> Exercise objective
Rewrite the rows as a JSON list of strings, one string per line with blank lines left out, starting with the first line and going on through the line that contains "map-y-tick-label: -50 bbox=[656, 521, 676, 535]". Include only those lines.
........
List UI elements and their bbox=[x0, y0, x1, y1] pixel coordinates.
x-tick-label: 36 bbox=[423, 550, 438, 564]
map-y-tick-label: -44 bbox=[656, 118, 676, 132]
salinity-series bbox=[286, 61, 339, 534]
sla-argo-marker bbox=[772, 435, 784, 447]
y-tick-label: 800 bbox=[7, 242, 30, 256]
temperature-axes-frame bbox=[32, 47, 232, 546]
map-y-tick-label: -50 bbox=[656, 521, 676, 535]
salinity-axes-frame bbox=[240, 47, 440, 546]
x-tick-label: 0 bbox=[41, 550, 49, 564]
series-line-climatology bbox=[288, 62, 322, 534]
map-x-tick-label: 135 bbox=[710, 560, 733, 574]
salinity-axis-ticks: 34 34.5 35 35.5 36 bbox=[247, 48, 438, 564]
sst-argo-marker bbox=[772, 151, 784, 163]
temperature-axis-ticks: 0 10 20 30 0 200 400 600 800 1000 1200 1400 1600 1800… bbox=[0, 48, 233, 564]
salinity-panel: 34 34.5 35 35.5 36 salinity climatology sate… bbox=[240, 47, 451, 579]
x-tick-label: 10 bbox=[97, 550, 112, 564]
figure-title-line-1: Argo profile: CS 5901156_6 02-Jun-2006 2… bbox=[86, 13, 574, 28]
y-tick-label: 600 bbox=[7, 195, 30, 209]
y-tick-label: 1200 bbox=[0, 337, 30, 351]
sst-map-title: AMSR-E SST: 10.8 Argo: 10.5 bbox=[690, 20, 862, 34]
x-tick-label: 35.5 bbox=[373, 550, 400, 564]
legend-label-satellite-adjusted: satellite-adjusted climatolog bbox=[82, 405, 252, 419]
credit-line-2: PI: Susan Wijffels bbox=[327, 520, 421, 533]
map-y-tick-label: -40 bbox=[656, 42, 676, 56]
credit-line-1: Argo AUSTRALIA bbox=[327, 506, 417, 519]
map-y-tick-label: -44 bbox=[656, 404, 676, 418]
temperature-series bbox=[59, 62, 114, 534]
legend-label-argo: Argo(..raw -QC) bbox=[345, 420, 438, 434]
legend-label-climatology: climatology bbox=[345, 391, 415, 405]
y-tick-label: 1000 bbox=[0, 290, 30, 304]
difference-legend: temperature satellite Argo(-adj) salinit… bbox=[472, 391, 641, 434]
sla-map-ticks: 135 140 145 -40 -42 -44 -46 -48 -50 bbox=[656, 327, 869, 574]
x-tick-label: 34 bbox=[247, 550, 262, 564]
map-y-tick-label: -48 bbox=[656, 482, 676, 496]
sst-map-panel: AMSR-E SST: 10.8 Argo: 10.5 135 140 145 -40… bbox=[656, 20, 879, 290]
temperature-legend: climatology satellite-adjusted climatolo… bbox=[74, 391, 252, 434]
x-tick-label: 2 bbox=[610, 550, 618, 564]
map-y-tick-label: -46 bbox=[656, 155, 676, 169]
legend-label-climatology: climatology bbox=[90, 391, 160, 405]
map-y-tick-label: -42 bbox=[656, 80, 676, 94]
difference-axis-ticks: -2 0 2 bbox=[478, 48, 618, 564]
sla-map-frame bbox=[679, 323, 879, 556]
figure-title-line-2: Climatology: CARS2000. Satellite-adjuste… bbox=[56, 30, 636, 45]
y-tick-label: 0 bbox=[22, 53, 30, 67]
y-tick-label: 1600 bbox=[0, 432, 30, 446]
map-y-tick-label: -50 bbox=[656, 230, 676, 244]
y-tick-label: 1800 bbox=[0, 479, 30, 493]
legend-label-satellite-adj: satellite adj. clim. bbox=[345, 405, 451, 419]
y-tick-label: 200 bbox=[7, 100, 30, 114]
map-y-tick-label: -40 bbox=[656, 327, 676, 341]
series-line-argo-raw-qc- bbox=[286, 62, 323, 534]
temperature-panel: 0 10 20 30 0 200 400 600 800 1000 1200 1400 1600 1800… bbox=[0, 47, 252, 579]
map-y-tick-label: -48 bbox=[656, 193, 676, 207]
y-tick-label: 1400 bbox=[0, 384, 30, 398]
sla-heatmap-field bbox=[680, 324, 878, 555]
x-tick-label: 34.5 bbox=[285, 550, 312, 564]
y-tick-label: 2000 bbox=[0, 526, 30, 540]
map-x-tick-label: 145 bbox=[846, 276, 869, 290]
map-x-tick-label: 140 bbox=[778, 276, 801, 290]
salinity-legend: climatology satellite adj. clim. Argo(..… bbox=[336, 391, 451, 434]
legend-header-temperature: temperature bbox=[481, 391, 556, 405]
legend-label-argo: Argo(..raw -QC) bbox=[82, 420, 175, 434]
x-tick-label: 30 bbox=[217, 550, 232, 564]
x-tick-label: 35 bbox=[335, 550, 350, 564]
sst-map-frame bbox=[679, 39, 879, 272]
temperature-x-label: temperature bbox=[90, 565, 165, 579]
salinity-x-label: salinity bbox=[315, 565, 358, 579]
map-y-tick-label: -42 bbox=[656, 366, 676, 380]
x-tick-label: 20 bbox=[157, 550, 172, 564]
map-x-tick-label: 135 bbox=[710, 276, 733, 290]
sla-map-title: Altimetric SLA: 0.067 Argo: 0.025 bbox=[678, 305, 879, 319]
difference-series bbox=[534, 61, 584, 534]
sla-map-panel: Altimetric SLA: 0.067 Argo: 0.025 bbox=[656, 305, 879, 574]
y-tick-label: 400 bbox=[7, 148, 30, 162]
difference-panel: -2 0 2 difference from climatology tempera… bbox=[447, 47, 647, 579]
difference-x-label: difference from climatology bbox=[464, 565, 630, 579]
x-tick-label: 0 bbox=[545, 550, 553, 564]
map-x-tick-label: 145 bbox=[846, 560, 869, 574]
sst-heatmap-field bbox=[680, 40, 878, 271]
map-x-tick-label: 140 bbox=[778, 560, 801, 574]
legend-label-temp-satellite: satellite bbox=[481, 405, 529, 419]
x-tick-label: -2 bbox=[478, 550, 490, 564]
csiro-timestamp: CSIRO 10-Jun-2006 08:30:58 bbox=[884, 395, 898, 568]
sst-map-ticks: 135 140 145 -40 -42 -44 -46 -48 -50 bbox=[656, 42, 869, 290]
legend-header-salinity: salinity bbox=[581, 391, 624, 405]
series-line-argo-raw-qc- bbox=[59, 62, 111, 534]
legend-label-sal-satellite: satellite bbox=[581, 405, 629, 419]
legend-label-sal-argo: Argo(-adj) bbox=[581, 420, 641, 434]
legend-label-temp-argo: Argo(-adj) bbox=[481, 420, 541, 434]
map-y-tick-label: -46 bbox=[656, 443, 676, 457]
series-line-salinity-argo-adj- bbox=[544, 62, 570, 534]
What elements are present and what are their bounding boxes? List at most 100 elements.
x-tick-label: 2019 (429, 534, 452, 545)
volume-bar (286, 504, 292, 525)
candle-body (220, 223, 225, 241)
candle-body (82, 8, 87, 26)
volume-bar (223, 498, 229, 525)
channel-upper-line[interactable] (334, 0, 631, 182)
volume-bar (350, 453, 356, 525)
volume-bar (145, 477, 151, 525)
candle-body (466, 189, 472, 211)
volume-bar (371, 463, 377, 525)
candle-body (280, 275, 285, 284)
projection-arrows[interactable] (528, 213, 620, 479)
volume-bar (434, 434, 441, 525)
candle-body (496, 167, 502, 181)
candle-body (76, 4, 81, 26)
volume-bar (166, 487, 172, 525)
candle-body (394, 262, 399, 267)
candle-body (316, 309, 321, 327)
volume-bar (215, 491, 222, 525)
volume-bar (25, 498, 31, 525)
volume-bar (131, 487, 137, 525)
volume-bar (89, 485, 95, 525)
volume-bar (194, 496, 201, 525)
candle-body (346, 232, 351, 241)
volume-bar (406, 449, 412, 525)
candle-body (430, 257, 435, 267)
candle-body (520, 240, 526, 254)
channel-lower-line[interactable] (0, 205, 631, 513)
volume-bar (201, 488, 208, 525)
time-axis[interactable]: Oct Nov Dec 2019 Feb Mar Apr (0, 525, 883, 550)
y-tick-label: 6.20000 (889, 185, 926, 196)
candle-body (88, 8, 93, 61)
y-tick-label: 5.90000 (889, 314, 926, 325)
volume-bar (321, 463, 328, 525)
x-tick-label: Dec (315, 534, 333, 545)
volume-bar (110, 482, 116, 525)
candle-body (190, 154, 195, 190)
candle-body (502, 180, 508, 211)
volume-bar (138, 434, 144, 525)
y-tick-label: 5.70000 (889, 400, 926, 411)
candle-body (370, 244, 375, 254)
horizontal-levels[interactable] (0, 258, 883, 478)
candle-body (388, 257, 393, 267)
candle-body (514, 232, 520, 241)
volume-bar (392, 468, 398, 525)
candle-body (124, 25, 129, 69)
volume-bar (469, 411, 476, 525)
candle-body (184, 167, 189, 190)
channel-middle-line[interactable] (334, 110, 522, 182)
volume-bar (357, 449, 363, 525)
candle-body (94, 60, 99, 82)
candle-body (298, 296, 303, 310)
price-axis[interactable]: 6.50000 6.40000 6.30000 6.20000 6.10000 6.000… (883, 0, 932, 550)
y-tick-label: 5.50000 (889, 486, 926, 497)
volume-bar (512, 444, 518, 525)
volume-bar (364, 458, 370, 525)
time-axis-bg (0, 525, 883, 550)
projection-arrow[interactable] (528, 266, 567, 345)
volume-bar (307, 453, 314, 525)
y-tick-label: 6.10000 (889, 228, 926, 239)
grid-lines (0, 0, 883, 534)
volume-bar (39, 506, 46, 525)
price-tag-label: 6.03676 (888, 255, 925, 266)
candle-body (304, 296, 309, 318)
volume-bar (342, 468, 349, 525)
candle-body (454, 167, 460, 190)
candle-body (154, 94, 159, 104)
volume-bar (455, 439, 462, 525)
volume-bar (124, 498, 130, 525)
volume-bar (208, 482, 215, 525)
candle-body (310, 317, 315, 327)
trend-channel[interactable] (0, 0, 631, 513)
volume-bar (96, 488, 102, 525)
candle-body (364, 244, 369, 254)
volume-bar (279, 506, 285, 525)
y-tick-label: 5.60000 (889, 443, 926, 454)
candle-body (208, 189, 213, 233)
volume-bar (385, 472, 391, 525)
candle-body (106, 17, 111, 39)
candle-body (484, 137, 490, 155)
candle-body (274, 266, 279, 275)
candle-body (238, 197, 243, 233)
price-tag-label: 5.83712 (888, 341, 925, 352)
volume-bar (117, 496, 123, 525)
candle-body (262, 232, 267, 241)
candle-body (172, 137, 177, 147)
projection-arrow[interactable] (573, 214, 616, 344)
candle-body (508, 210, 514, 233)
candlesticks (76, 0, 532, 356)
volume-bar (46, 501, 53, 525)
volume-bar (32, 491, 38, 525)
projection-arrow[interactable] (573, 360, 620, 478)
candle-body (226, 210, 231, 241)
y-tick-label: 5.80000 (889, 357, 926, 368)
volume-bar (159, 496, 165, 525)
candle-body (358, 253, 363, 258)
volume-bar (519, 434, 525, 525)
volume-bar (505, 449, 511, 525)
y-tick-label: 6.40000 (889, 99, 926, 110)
........
> The completed task
[
  "List UI elements and their bbox=[x0, y0, x1, y1] pixel coordinates.",
  "x-tick-label: 36 bbox=[423, 550, 438, 564]",
  "map-y-tick-label: -44 bbox=[656, 118, 676, 132]",
  "salinity-series bbox=[286, 61, 339, 534]",
  "sla-argo-marker bbox=[772, 435, 784, 447]",
  "y-tick-label: 800 bbox=[7, 242, 30, 256]",
  "temperature-axes-frame bbox=[32, 47, 232, 546]",
  "map-y-tick-label: -50 bbox=[656, 521, 676, 535]"
]